#### EXCERPT PROVIDED
[Bug]TMA Multicast code issue
afei6 opened this issue · comments
in file /sgl-workspace/DeepGEMM/csrc/jit_kernels/heuristics/common.hpp:213-226
This piece of code logic seems not correct:
// Decide the number of TMA multicasts and whether broadcast on A
MulticastConfig best_multicast_config = {1, true};
const auto& [is_legal_on_a, is_legal_on_b] = ArchSpec::get_multicast_legality(gemm_type, m, n, best_block_m, best_block_n, num_sms);
const bool is_legal[2] = {is_legal_on_a, is_legal_on_b};
bool order[2] = {false, true};
if (best_block_m > best_block_n)
std::swap(order[0], order[1]);
for (const bool& is_multicast_on_a: order) {
if (m >= 512 and is_legal[static_cast<int>(is_multicast_on_a)]) {
best_multicast_config = {2, is_multicast_on_a};
break;
}
}
When the best_block_m
bigger than best_block_n
the order
vector is swapped. The is_multicast_on_a
is ture now. In the if
condition is_legal[static_cast<int>(is_multicast_on_a)]
will access the is_legal[1]
which is actually checking the is_legal_on_b
instead.
########
#### ENTRIES SUPPLIED
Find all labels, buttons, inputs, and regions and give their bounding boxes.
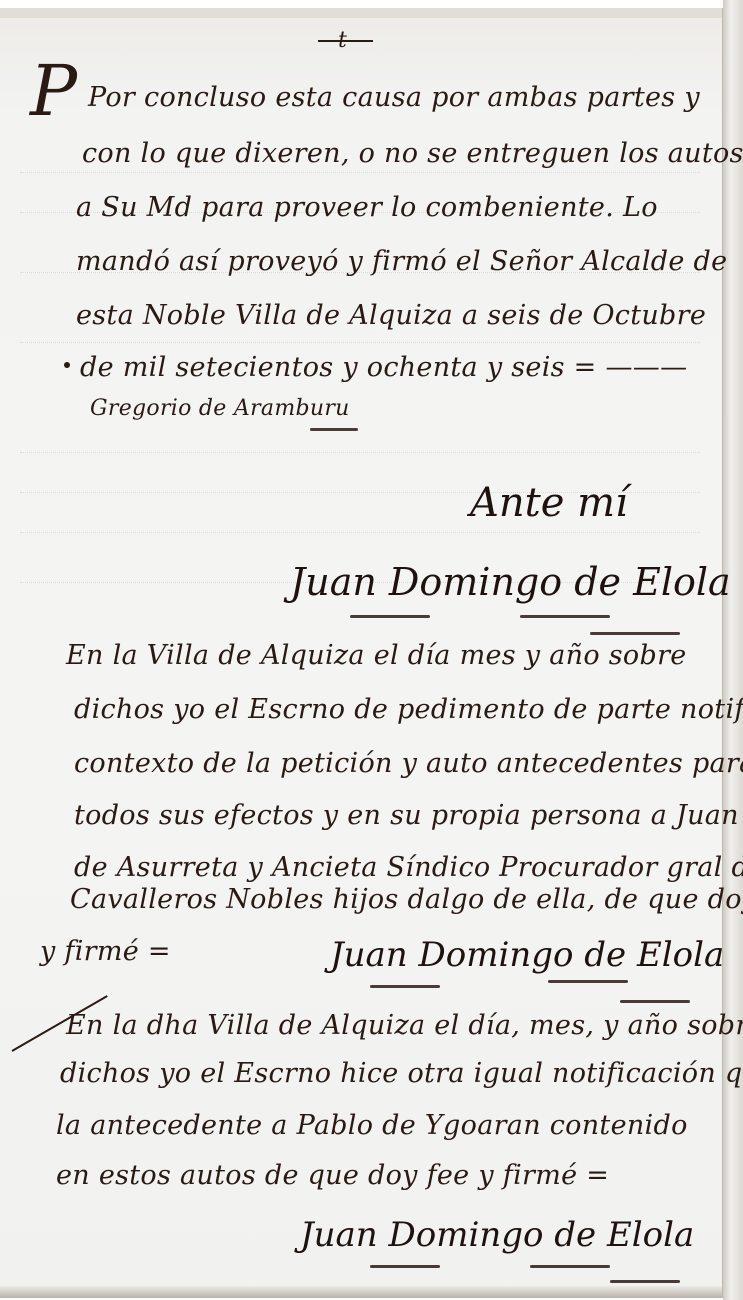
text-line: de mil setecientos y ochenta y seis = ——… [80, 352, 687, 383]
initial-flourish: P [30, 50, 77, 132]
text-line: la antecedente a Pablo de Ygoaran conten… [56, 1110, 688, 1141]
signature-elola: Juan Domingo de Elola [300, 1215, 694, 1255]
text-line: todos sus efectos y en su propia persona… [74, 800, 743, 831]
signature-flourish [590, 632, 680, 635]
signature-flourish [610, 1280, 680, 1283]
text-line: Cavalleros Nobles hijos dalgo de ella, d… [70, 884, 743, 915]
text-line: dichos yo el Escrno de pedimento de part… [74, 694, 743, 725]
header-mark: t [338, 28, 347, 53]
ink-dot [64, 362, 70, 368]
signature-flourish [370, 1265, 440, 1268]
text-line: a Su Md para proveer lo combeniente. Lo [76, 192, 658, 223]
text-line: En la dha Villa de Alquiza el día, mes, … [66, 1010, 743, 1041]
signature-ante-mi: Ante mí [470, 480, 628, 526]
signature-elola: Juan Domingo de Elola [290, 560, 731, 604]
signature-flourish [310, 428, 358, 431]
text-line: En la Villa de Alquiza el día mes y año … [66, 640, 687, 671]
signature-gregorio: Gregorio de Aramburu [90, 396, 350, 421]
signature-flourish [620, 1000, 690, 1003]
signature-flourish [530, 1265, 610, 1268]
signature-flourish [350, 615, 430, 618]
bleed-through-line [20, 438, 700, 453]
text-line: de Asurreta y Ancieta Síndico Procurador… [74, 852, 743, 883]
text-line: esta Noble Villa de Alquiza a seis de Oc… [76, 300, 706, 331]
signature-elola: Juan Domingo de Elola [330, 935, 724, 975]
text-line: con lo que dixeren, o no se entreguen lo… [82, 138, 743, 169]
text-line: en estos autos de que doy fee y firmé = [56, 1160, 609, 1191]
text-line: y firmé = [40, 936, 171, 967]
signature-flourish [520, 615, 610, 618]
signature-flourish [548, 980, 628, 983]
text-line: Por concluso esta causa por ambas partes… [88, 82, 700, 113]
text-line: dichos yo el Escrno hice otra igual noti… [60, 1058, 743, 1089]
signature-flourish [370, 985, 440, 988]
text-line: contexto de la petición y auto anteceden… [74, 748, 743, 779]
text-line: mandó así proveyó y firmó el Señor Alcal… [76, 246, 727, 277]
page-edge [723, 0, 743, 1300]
########
■ TASK INSTRUCTIONS ■
List every argument passed to ArchSpec::get_multicast_legality in the code quoted in the TMA multicast bug report.

■ RESULT FOR THIS TASK ■
gemm_type, m, n, best_block_m, best_block_n, num_sms